**What to work on:** Work out how many lines hold "โทรศ". Give the number and nothing else.

**Supplied data:**
::::

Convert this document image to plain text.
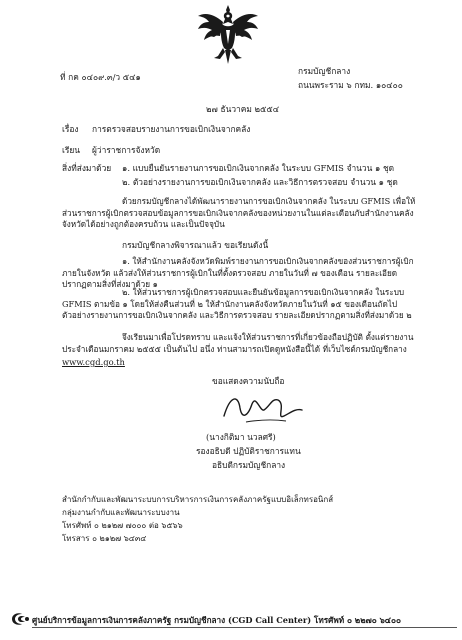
ที่ กค ๐๔๐๙.๓/ว ๕๔๑
กรมบัญชีกลาง
ถนนพระราม ๖ กทม. ๑๐๔๐๐
๒๗ ธันวาคม ๒๕๕๔
เรื่อง การตรวจสอบรายงานการขอเบิกเงินจากคลัง
เรียน ผู้ว่าราชการจังหวัด
สิ่งที่ส่งมาด้วย ๑. แบบยืนยันรายงานการขอเบิกเงินจากคลัง ในระบบ GFMIS จำนวน ๑ ชุด
๒. ตัวอย่างรายงานการขอเบิกเงินจากคลัง และวิธีการตรวจสอบ จำนวน ๑ ชุด
ด้วยกรมบัญชีกลางได้พัฒนารายงานการขอเบิกเงินจากคลัง ในระบบ GFMIS เพื่อให้ส่วนราชการผู้เบิกตรวจสอบข้อมูลการขอเบิกเงินจากคลังของหน่วยงานในแต่ละเดือนกับสำนักงานคลังจังหวัดได้อย่างถูกต้องครบถ้วน และเป็นปัจจุบัน
กรมบัญชีกลางพิจารณาแล้ว ขอเรียนดังนี้
๑. ให้สำนักงานคลังจังหวัดพิมพ์รายงานการขอเบิกเงินจากคลังของส่วนราชการผู้เบิกภายในจังหวัด แล้วส่งให้ส่วนราชการผู้เบิกในที่ตั้งตรวจสอบ ภายในวันที่ ๗ ของเดือน รายละเอียดปรากฏตามสิ่งที่ส่งมาด้วย ๑
๒. ให้ส่วนราชการผู้เบิกตรวจสอบและยืนยันข้อมูลการขอเบิกเงินจากคลัง ในระบบ GFMIS ตามข้อ ๑ โดยให้ส่งคืนส่วนที่ ๒ ให้สำนักงานคลังจังหวัดภายในวันที่ ๑๕ ของเดือนถัดไป ตัวอย่างรายงานการขอเบิกเงินจากคลัง และวิธีการตรวจสอบ รายละเอียดปรากฏตามสิ่งที่ส่งมาด้วย ๒
จึงเรียนมาเพื่อโปรดทราบ และแจ้งให้ส่วนราชการที่เกี่ยวข้องถือปฏิบัติ ตั้งแต่รายงานประจำเดือนมกราคม ๒๕๕๕ เป็นต้นไป อนึ่ง ท่านสามารถเปิดดูหนังสือนี้ได้ ที่เว็บไซต์กรมบัญชีกลาง
www.cgd.go.th
ขอแสดงความนับถือ
(นางกิติมา นวลศรี)
รองอธิบดี ปฏิบัติราชการแทน
อธิบดีกรมบัญชีกลาง
สำนักกำกับและพัฒนาระบบการบริหารการเงินการคลังภาครัฐแบบอิเล็กทรอนิกส์
กลุ่มงานกำกับและพัฒนาระบบงาน
โทรศัพท์ ๐ ๒๑๒๗ ๗๐๐๐ ต่อ ๖๕๖๖
โทรสาร ๐ ๒๑๒๗ ๖๔๓๔
ศูนย์บริการข้อมูลการเงินการคลังภาครัฐ กรมบัญชีกลาง (CGD Call Center) โทรศัพท์ ๐ ๒๒๗๐ ๖๔๐๐
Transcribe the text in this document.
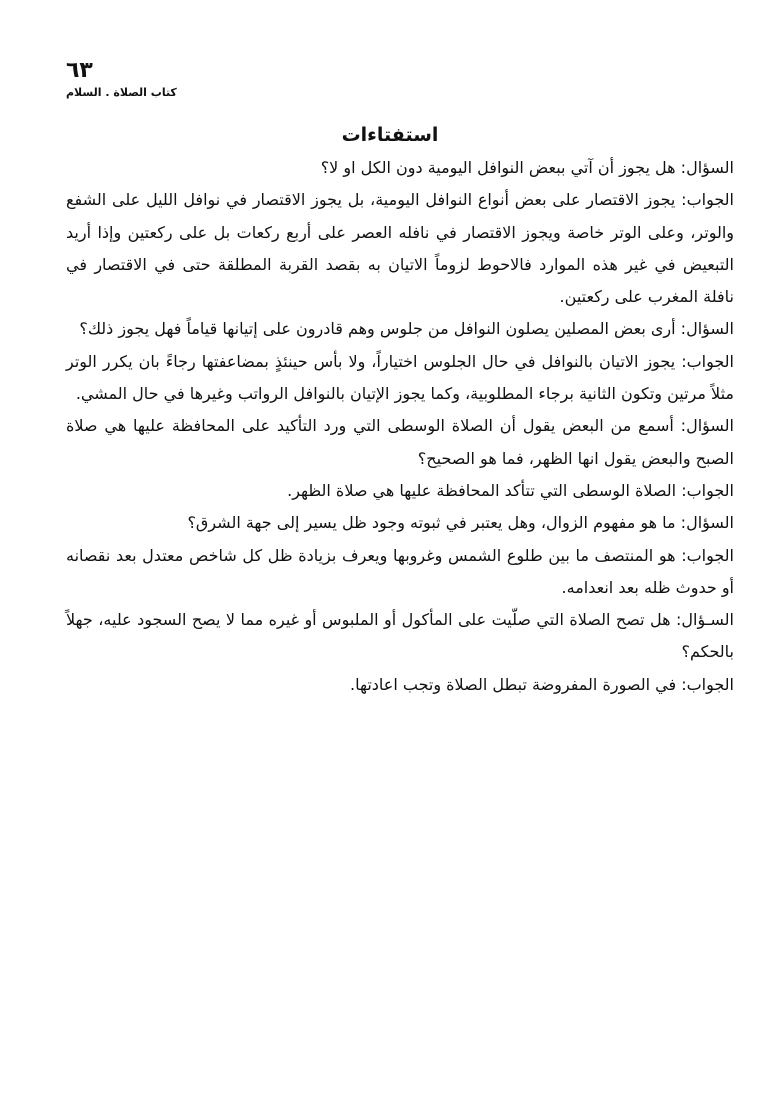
٦٣
كتاب الصلاة . السلام
استفتاءات

السؤال: هل يجوز أن آتي ببعض النوافل اليومية دون الكل او لا؟

الجواب: يجوز الاقتصار على بعض أنواع النوافل اليومية، بل يجوز الاقتصار في نوافل الليل على الشفع والوتر، وعلى الوتر خاصة ويجوز الاقتصار في نافله العصر على أربع ركعات بل على ركعتين وإذا أريد التبعيض في غير هذه الموارد فالاحوط لزوماً الاتيان به بقصد القربة المطلقة حتى في الاقتصار في نافلة المغرب على ركعتين.

السؤال: أرى بعض المصلين يصلون النوافل من جلوس وهم قادرون على إتيانها قياماً فهل يجوز ذلك؟

الجواب: يجوز الاتيان بالنوافل في حال الجلوس اختياراً، ولا بأس حينئذٍ بمضاعفتها رجاءً بان يكرر الوتر مثلاً مرتين وتكون الثانية برجاء المطلوبية، وكما يجوز الإتيان بالنوافل الرواتب وغيرها في حال المشي.

السؤال: أسمع من البعض يقول أن الصلاة الوسطى التي ورد التأكيد على المحافظة عليها هي صلاة الصبح والبعض يقول انها الظهر، فما هو الصحيح؟

الجواب: الصلاة الوسطى التي تتأكد المحافظة عليها هي صلاة الظهر.

السؤال: ما هو مفهوم الزوال، وهل يعتبر في ثبوته وجود ظل يسير إلى جهة الشرق؟

الجواب: هو المنتصف ما بين طلوع الشمس وغروبها ويعرف بزيادة ظل كل شاخص معتدل بعد نقصانه أو حدوث ظله بعد انعدامه.

السـؤال: هل تصح الصلاة التي صلّيت على المأكول أو الملبوس أو غيره مما لا يصح السجود عليه، جهلاً بالحكم؟

الجواب: في الصورة المفروضة تبطل الصلاة وتجب اعادتها.
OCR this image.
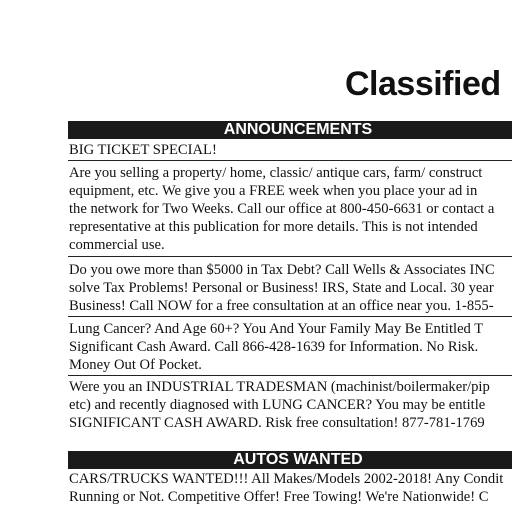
Classified
ANNOUNCEMENTS
BIG TICKET SPECIAL!
Are you selling a property/ home, classic/ antique cars, farm/ construct
equipment, etc. We give you a FREE week when you place your ad in
the network for Two Weeks. Call our office at 800-450-6631 or contact a
representative at this publication for more details. This is not intended
commercial use.
Do you owe more than $5000 in Tax Debt? Call Wells & Associates INC
solve Tax Problems! Personal or Business! IRS, State and Local. 30 year
Business! Call NOW for a free consultation at an office near you. 1-855-
Lung Cancer? And Age 60+? You And Your Family May Be Entitled T
Significant Cash Award. Call 866-428-1639 for Information. No Risk.
Money Out Of Pocket.
Were you an INDUSTRIAL TRADESMAN (machinist/boilermaker/pip
etc) and recently diagnosed with LUNG CANCER? You may be entitle
SIGNIFICANT CASH AWARD. Risk free consultation! 877-781-1769
AUTOS WANTED
CARS/TRUCKS WANTED!!! All Makes/Models 2002-2018! Any Condit
Running or Not. Competitive Offer! Free Towing! We're Nationwide! C
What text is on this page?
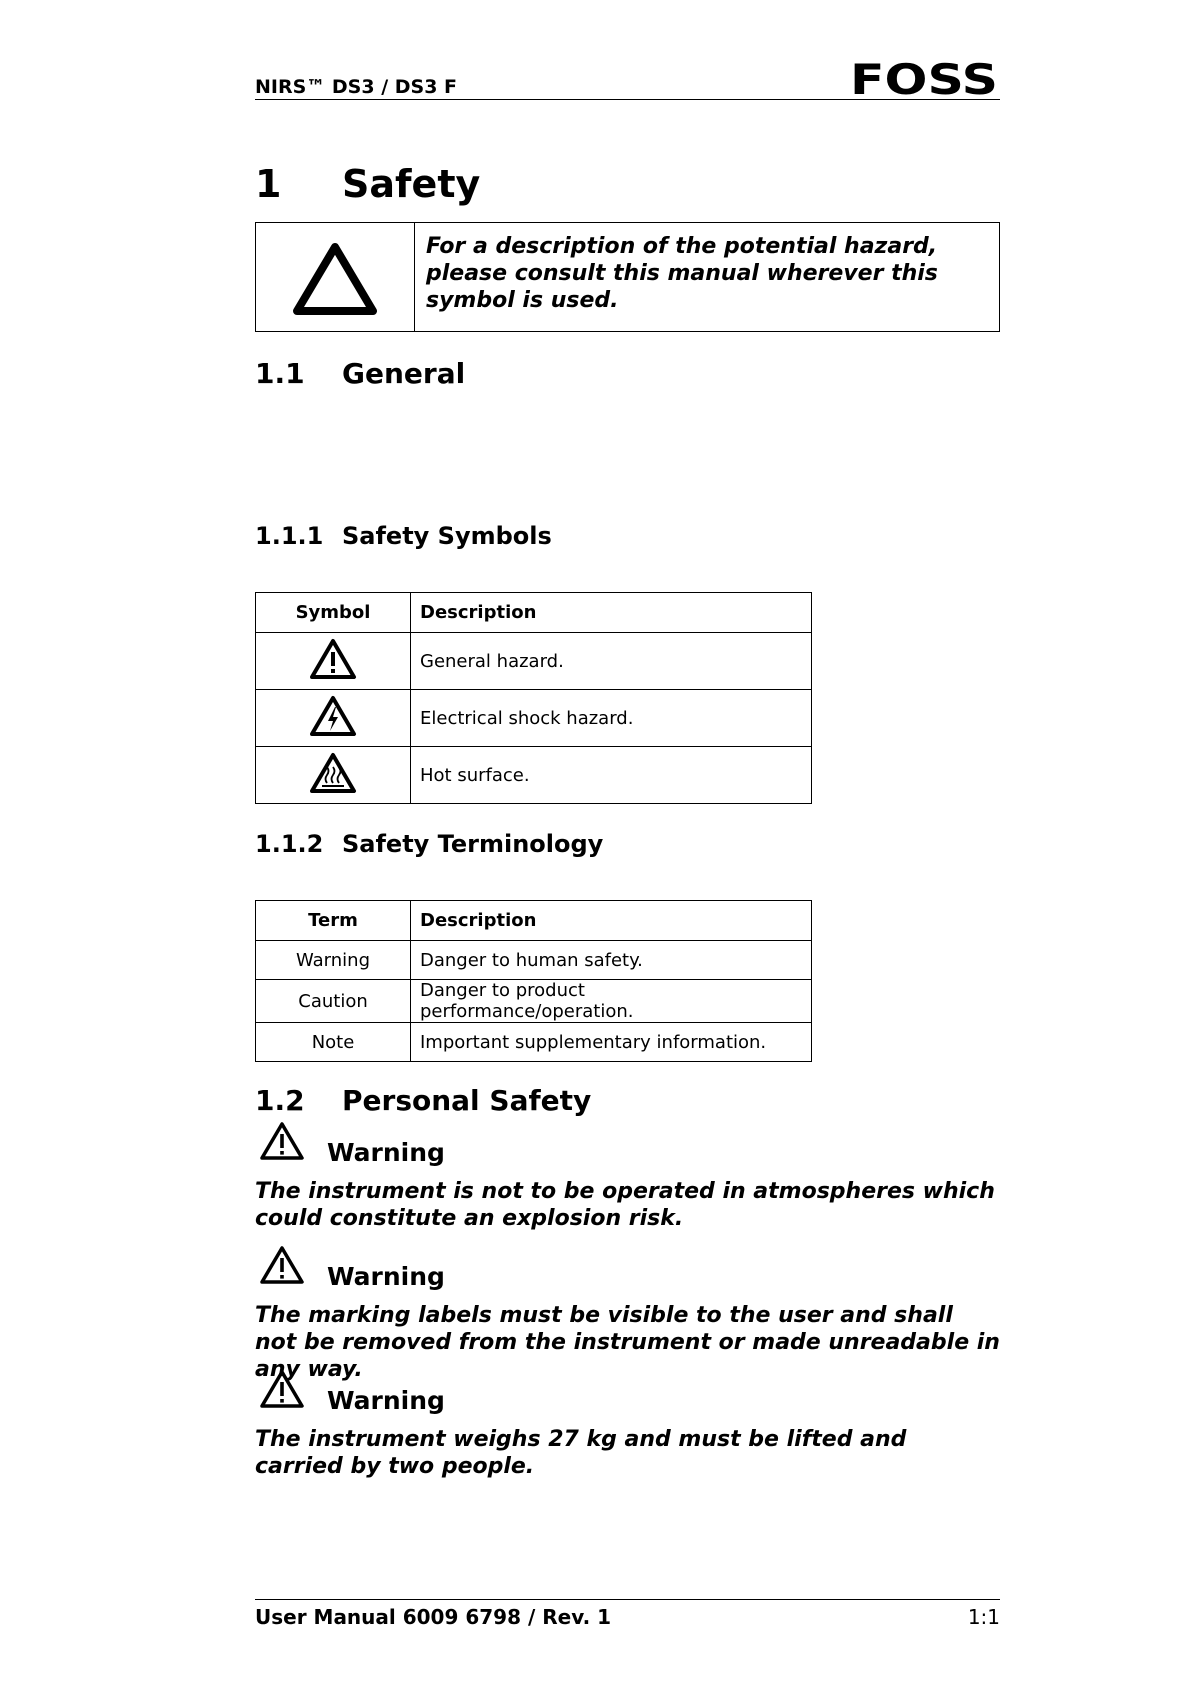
NIRS™ DS3 / DS3 F	FOSS
1 Safety
For a description of the potential hazard, please consult this manual wherever this symbol is used.
1.1 General
1.1.1 Safety Symbols
Symbol	Description
	General hazard.
	Electrical shock hazard.
	Hot surface.
1.1.2 Safety Terminology
Term	Description
Warning	Danger to human safety.
Caution	Danger to product performance/operation.
Note	Important supplementary information.
1.2 Personal Safety
Warning
The instrument is not to be operated in atmospheres which could constitute an explosion risk.
Warning
The marking labels must be visible to the user and shall not be removed from the instrument or made unreadable in any way.
Warning
The instrument weighs 27 kg and must be lifted and carried by two people.
User Manual 6009 6798 / Rev. 1	1:1
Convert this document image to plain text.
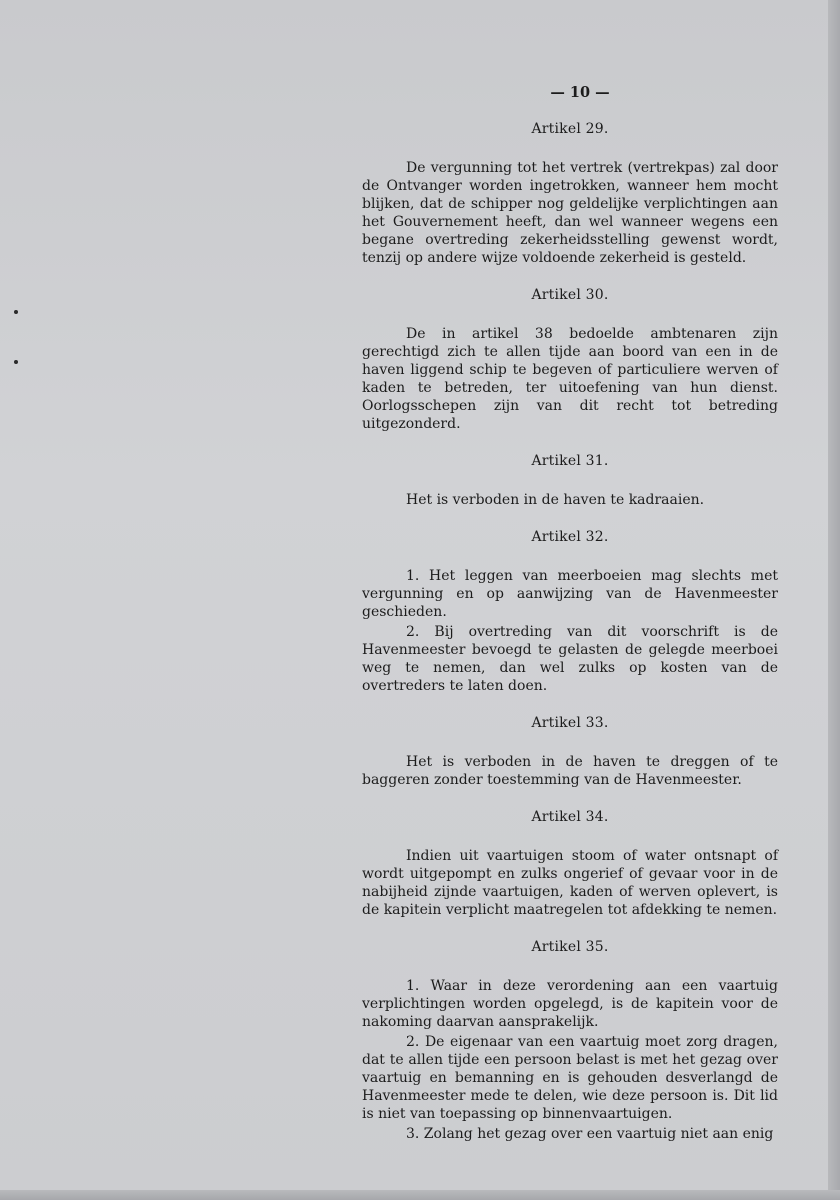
— 10 —
Artikel 29.

De vergunning tot het vertrek (vertrekpas) zal door de Ontvanger worden ingetrokken, wanneer hem mocht blijken, dat de schipper nog geldelijke verplichtingen aan het Gouvernement heeft, dan wel wanneer wegens een begane overtreding zekerheidsstelling gewenst wordt, tenzij op andere wijze voldoende zekerheid is gesteld.

Artikel 30.

De in artikel 38 bedoelde ambtenaren zijn gerechtigd zich te allen tijde aan boord van een in de haven liggend schip te begeven of particuliere werven of kaden te betreden, ter uitoefening van hun dienst. Oorlogsschepen zijn van dit recht tot betreding uitgezonderd.

Artikel 31.

Het is verboden in de haven te kadraaien.

Artikel 32.

1. Het leggen van meerboeien mag slechts met vergunning en op aanwijzing van de Havenmeester geschieden.

2. Bij overtreding van dit voorschrift is de Havenmeester bevoegd te gelasten de gelegde meerboei weg te nemen, dan wel zulks op kosten van de overtreders te laten doen.

Artikel 33.

Het is verboden in de haven te dreggen of te baggeren zonder toestemming van de Havenmeester.

Artikel 34.

Indien uit vaartuigen stoom of water ontsnapt of wordt uitgepompt en zulks ongerief of gevaar voor in de nabijheid zijnde vaartuigen, kaden of werven oplevert, is de kapitein verplicht maatregelen tot afdekking te nemen.

Artikel 35.

1. Waar in deze verordening aan een vaartuig verplichtingen worden opgelegd, is de kapitein voor de nakoming daarvan aansprakelijk.

2. De eigenaar van een vaartuig moet zorg dragen, dat te allen tijde een persoon belast is met het gezag over vaartuig en bemanning en is gehouden desverlangd de Havenmeester mede te delen, wie deze persoon is. Dit lid is niet van toepassing op binnenvaartuigen.

3. Zolang het gezag over een vaartuig niet aan enig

::::

**Answer to the task:** 2